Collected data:
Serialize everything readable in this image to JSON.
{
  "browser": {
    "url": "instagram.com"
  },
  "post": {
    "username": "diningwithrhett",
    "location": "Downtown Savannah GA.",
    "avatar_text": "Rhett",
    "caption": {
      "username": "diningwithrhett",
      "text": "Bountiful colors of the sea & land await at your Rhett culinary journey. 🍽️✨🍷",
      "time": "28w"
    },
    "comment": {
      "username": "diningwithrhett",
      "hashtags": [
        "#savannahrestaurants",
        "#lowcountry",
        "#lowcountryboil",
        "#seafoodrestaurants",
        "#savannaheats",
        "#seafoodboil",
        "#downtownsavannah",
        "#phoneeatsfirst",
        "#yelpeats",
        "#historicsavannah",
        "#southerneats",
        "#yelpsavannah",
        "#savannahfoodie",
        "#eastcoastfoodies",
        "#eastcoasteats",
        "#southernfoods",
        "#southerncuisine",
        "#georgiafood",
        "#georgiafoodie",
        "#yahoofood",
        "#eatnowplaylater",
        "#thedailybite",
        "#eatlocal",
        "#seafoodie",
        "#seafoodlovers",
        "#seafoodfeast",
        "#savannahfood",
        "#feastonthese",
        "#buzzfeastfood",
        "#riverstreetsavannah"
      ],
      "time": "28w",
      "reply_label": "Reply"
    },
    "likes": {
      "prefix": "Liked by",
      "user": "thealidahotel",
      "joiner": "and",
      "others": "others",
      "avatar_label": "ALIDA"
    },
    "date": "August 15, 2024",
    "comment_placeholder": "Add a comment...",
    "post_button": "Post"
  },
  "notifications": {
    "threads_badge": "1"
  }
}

• [WRITTEN REQUEST]
Write out the data again, exactly and in full.

• [RESULT OF THIS TASK]
Serialize everything readable in this image to JSON.
{
  "browser": {
    "url": "instagram.com"
  },
  "post": {
    "username": "diningwithrhett",
    "location": "Downtown Savannah GA.",
    "avatar_text": "Rhett",
    "caption": {
      "username": "diningwithrhett",
      "text": "Bountiful colors of the sea & land await at your Rhett culinary journey. 🍽️✨🍷",
      "time": "28w"
    },
    "comment": {
      "username": "diningwithrhett",
      "hashtags": [
        "#savannahrestaurants",
        "#lowcountry",
        "#lowcountryboil",
        "#seafoodrestaurants",
        "#savannaheats",
        "#seafoodboil",
        "#downtownsavannah",
        "#phoneeatsfirst",
        "#yelpeats",
        "#historicsavannah",
        "#southerneats",
        "#yelpsavannah",
        "#savannahfoodie",
        "#eastcoastfoodies",
        "#eastcoasteats",
        "#southernfoods",
        "#southerncuisine",
        "#georgiafood",
        "#georgiafoodie",
        "#yahoofood",
        "#eatnowplaylater",
        "#thedailybite",
        "#eatlocal",
        "#seafoodie",
        "#seafoodlovers",
        "#seafoodfeast",
        "#savannahfood",
        "#feastonthese",
        "#buzzfeastfood",
        "#riverstreetsavannah"
      ],
      "time": "28w",
      "reply_label": "Reply"
    },
    "likes": {
      "prefix": "Liked by",
      "user": "thealidahotel",
      "joiner": "and",
      "others": "others",
      "avatar_label": "ALIDA"
    },
    "date": "August 15, 2024",
    "comment_placeholder": "Add a comment...",
    "post_button": "Post"
  },
  "notifications": {
    "threads_badge": "1"
  }
}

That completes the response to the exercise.